▶ **EXERCISE**:
Copy out the data below verbatim.
***** ITEMS
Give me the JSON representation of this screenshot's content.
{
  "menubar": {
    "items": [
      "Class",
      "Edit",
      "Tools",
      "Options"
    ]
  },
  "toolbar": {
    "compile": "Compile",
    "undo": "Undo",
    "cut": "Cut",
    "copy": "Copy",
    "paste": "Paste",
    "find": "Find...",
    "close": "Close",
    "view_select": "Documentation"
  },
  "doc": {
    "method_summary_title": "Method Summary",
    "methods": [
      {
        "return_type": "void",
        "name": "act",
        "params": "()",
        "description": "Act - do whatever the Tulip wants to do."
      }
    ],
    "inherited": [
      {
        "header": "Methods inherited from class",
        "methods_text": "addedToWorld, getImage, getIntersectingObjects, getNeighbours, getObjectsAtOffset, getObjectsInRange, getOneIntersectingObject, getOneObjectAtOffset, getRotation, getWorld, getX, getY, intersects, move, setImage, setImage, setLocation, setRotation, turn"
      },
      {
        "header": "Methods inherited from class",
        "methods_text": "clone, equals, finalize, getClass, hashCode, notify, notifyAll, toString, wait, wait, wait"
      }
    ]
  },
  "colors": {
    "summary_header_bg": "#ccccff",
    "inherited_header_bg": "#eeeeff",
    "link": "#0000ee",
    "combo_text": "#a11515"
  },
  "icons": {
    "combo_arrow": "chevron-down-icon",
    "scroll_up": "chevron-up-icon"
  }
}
**********
▶ **SOLUTION FOR THIS TASK**:
Give me the JSON representation of this screenshot's content.
{
  "menubar": {
    "items": [
      "Class",
      "Edit",
      "Tools",
      "Options"
    ]
  },
  "toolbar": {
    "compile": "Compile",
    "undo": "Undo",
    "cut": "Cut",
    "copy": "Copy",
    "paste": "Paste",
    "find": "Find...",
    "close": "Close",
    "view_select": "Documentation"
  },
  "doc": {
    "method_summary_title": "Method Summary",
    "methods": [
      {
        "return_type": "void",
        "name": "act",
        "params": "()",
        "description": "Act - do whatever the Tulip wants to do."
      }
    ],
    "inherited": [
      {
        "header": "Methods inherited from class",
        "methods_text": "addedToWorld, getImage, getIntersectingObjects, getNeighbours, getObjectsAtOffset, getObjectsInRange, getOneIntersectingObject, getOneObjectAtOffset, getRotation, getWorld, getX, getY, intersects, move, setImage, setImage, setLocation, setRotation, turn"
      },
      {
        "header": "Methods inherited from class",
        "methods_text": "clone, equals, finalize, getClass, hashCode, notify, notifyAll, toString, wait, wait, wait"
      }
    ]
  },
  "colors": {
    "summary_header_bg": "#ccccff",
    "inherited_header_bg": "#eeeeff",
    "link": "#0000ee",
    "combo_text": "#a11515"
  },
  "icons": {
    "combo_arrow": "chevron-down-icon",
    "scroll_up": "chevron-up-icon"
  }
}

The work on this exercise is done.